## The request:
Lines containing the word "this" are to be counted; state their number and nothing further.

## Extracted entries:

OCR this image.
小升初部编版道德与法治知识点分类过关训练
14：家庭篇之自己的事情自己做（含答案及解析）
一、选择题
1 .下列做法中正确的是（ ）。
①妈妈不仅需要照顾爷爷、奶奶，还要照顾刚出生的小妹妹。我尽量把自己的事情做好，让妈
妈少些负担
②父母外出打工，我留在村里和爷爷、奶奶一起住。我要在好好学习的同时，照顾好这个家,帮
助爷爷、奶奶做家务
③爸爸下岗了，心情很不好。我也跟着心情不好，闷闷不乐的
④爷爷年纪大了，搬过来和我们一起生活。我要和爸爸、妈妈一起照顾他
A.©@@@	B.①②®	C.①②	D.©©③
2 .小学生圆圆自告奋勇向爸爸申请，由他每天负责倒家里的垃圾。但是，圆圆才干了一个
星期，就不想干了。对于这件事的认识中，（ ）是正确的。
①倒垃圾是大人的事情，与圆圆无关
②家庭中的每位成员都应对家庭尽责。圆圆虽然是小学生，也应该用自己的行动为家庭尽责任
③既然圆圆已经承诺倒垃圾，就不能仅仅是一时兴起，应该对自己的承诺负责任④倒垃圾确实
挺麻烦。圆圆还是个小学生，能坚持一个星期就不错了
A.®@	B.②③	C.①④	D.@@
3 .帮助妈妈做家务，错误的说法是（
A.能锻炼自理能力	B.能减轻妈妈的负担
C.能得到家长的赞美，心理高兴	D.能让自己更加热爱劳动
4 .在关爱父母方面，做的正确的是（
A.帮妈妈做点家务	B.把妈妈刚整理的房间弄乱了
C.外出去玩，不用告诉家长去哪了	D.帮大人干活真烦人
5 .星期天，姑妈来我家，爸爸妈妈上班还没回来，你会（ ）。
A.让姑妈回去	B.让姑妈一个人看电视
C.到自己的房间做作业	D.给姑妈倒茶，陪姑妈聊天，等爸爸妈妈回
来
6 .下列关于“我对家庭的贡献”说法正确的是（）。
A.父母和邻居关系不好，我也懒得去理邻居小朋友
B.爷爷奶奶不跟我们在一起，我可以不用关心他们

---

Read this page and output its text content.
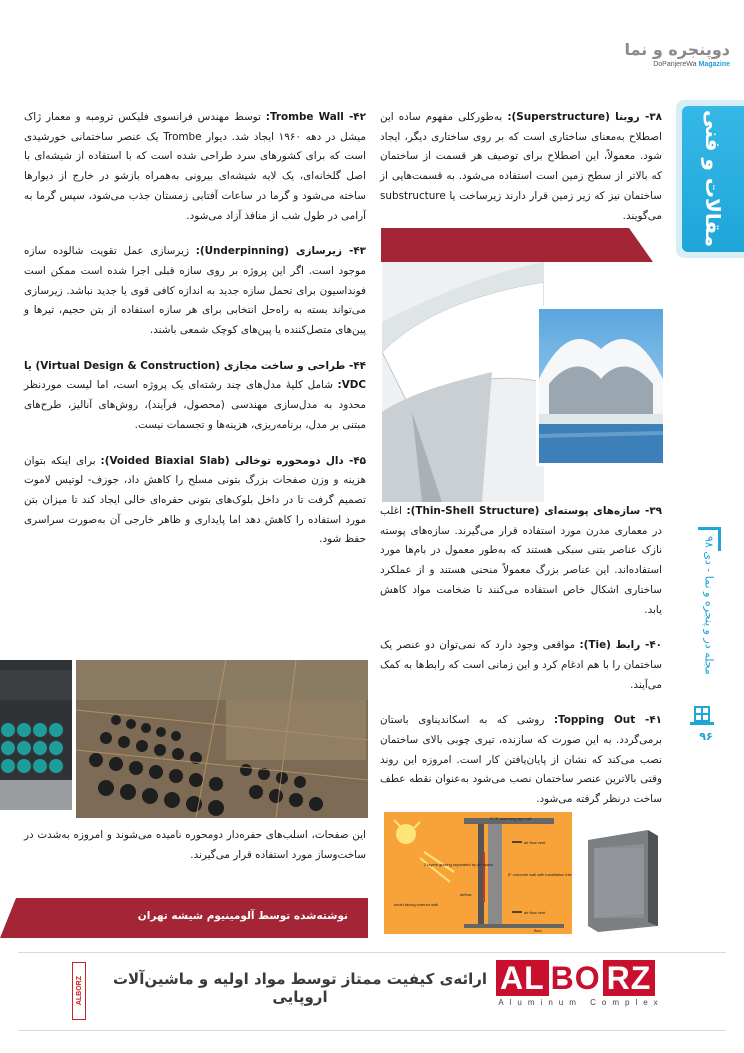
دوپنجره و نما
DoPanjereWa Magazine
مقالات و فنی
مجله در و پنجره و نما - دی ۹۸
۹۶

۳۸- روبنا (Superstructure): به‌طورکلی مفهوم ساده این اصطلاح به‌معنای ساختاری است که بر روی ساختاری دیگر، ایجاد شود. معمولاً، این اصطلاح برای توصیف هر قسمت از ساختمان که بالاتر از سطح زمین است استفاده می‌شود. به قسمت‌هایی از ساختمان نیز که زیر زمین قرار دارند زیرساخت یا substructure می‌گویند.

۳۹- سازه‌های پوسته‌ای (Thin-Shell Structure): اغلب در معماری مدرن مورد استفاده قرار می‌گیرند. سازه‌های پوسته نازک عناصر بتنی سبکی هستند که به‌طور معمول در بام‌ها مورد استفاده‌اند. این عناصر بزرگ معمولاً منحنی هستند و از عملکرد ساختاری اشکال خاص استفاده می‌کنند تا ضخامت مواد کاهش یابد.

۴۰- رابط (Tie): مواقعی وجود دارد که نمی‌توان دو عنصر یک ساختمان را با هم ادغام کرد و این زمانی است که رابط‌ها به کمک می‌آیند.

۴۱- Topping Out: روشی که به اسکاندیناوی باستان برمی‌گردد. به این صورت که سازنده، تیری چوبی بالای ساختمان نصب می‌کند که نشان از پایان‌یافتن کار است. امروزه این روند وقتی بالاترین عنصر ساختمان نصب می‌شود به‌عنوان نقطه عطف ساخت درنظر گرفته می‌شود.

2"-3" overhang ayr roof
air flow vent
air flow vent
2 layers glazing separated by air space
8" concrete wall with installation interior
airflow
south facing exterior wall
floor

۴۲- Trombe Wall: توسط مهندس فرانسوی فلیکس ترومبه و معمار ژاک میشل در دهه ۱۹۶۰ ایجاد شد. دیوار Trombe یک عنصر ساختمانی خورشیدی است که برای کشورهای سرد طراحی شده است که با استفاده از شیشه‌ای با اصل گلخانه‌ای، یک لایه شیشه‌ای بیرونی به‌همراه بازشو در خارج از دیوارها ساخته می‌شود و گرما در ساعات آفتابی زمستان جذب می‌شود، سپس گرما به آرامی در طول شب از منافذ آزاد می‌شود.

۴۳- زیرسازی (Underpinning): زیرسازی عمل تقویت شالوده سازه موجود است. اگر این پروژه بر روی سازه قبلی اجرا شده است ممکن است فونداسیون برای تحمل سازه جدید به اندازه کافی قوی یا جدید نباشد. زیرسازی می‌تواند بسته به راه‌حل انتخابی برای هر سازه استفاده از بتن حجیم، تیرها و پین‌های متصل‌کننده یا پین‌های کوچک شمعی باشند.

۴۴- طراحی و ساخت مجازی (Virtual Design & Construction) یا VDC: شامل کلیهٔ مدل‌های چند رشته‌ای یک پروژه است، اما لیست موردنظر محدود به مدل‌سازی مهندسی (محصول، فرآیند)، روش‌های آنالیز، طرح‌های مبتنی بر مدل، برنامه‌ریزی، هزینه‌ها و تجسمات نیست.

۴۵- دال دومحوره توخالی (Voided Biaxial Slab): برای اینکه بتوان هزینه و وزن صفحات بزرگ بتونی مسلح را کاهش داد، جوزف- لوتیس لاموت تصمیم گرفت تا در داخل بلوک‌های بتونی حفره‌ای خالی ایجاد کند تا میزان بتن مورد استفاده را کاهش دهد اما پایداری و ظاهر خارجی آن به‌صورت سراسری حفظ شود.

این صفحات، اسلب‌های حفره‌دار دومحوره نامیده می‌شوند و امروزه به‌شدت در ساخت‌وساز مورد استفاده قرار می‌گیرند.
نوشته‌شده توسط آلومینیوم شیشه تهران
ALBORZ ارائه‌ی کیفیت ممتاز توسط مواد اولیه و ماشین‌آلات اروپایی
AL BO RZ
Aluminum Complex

## Finished exercise:
2